**Text block:**
*****

Question

A small hole in an area of cross-section $2m{m}^2$ is present near the bottom of a fully filled open tank of height $2m$. Taking $g=10m/s^2$, the rate of flow of water through the open hole would be nearly

Answer 1

Step 1: Given data

1. The area of the cross-section of the hole is $a=2\times {10}^{-6}{m}^2.$
2. The height of the tank is $h=2m.$
3. Acceleration due to gravity $g=10m/s^2$.

Diagram

Step 2: Formulae and concept

1. From the concept of fluid dynamics, the velocity of liquid flow from a container is given by, $v=\sqrt{2gh}$, where, h is the height of the liquid level, g is the acceleration due to gravity, and v is the velocity of liquid flow.

*****

**Data listing:**
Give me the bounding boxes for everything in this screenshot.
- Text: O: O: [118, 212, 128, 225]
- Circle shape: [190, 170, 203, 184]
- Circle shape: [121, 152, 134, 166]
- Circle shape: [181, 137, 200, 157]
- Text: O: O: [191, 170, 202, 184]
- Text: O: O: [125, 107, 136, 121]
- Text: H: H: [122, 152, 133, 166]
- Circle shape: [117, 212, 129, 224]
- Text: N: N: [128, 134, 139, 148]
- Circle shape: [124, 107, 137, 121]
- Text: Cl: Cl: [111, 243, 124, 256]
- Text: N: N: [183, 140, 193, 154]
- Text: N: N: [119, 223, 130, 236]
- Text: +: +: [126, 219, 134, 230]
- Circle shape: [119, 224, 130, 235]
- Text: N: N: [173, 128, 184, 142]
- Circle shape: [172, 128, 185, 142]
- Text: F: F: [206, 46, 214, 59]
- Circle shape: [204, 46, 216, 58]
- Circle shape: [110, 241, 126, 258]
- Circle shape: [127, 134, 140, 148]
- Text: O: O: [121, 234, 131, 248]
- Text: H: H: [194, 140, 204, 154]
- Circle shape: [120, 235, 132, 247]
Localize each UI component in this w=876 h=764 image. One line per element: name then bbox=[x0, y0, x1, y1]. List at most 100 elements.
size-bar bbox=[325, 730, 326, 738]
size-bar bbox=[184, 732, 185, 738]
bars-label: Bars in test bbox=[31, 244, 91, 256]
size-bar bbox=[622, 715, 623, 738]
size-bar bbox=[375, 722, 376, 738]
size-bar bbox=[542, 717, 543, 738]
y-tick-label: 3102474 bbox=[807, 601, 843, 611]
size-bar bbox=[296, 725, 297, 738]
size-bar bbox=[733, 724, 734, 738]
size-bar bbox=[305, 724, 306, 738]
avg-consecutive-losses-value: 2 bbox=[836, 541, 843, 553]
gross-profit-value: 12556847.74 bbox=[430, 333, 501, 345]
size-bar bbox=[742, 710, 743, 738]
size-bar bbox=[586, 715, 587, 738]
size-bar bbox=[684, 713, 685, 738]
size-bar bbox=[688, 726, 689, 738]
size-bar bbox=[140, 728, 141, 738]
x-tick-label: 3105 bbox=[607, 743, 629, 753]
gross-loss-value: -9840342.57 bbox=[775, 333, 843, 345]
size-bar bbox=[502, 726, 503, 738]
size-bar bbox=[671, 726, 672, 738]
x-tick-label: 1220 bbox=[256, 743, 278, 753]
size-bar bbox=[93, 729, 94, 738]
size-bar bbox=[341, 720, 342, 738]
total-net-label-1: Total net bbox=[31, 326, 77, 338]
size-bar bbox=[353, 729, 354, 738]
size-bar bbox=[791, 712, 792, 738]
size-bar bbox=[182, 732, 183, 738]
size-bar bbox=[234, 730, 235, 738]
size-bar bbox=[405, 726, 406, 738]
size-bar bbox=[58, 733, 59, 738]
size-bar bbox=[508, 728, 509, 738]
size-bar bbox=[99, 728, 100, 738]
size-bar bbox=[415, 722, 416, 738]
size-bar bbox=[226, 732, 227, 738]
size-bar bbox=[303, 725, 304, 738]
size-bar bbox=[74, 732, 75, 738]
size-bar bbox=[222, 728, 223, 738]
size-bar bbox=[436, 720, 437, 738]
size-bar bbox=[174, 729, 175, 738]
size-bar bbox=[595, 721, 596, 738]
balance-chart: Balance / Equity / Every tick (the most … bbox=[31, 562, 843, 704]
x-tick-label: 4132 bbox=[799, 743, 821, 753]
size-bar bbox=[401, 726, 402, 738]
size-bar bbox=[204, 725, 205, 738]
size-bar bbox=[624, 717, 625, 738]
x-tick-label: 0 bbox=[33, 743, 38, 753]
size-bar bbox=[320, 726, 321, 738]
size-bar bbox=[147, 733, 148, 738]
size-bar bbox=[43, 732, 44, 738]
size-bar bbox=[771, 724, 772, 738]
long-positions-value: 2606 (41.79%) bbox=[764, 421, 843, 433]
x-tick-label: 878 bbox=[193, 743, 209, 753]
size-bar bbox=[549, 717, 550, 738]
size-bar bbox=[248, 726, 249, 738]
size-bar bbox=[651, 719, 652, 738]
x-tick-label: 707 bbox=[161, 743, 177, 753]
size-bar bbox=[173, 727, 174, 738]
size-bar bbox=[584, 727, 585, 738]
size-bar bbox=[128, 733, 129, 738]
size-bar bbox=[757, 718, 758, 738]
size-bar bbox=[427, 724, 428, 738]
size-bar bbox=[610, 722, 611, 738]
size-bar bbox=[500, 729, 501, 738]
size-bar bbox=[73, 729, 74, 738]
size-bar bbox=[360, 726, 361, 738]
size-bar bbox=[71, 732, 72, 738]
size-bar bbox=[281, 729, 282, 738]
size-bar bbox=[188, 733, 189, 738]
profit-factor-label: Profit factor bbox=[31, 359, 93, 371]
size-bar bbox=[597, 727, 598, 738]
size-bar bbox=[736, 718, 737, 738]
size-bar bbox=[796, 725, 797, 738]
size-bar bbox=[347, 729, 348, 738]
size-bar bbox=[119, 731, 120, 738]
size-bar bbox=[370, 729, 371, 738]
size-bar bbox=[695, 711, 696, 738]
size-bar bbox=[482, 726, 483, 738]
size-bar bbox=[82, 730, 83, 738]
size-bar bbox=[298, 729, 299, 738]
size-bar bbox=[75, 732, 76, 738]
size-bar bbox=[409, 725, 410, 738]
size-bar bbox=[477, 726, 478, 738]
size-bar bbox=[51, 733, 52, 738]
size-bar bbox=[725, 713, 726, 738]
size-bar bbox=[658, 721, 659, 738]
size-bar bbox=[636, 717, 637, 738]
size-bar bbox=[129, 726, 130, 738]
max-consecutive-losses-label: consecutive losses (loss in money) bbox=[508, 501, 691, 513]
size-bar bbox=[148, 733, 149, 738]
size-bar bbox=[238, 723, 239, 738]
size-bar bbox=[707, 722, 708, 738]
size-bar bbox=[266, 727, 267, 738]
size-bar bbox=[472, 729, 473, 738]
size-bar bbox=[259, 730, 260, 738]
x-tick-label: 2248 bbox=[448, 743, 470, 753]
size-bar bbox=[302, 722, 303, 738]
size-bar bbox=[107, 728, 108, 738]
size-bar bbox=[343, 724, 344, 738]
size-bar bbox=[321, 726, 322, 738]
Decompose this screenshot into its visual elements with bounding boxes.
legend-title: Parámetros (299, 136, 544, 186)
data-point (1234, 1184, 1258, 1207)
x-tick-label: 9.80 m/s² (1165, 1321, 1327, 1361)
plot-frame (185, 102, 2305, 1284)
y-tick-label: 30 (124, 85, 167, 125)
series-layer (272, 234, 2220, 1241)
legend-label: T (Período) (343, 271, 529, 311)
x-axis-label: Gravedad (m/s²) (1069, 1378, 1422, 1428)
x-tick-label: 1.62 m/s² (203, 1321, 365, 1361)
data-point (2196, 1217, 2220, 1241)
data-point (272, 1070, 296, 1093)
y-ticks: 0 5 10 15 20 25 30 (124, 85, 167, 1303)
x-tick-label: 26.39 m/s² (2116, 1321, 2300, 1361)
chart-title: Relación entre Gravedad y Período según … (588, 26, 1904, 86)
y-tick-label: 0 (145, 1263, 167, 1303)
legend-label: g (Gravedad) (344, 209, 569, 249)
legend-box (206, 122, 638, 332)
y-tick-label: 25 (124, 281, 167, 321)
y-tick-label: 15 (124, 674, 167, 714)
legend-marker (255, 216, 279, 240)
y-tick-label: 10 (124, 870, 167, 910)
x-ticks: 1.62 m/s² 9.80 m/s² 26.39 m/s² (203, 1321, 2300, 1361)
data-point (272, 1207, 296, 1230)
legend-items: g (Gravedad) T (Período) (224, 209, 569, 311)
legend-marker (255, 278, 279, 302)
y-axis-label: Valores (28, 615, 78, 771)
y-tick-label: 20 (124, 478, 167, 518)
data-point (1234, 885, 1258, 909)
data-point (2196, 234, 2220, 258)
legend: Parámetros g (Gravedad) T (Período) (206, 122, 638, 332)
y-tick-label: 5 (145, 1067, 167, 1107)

*****

**What you should do:** List every quantity given under "Step 1: Given data" in the tank-flow text above, with its value.

**Result of the task:**
- Area of the cross-section of the hole: a = 2 × 10⁻⁶ m²
- Height of the tank: h = 2 m
- Acceleration due to gravity: g = 10 m/s²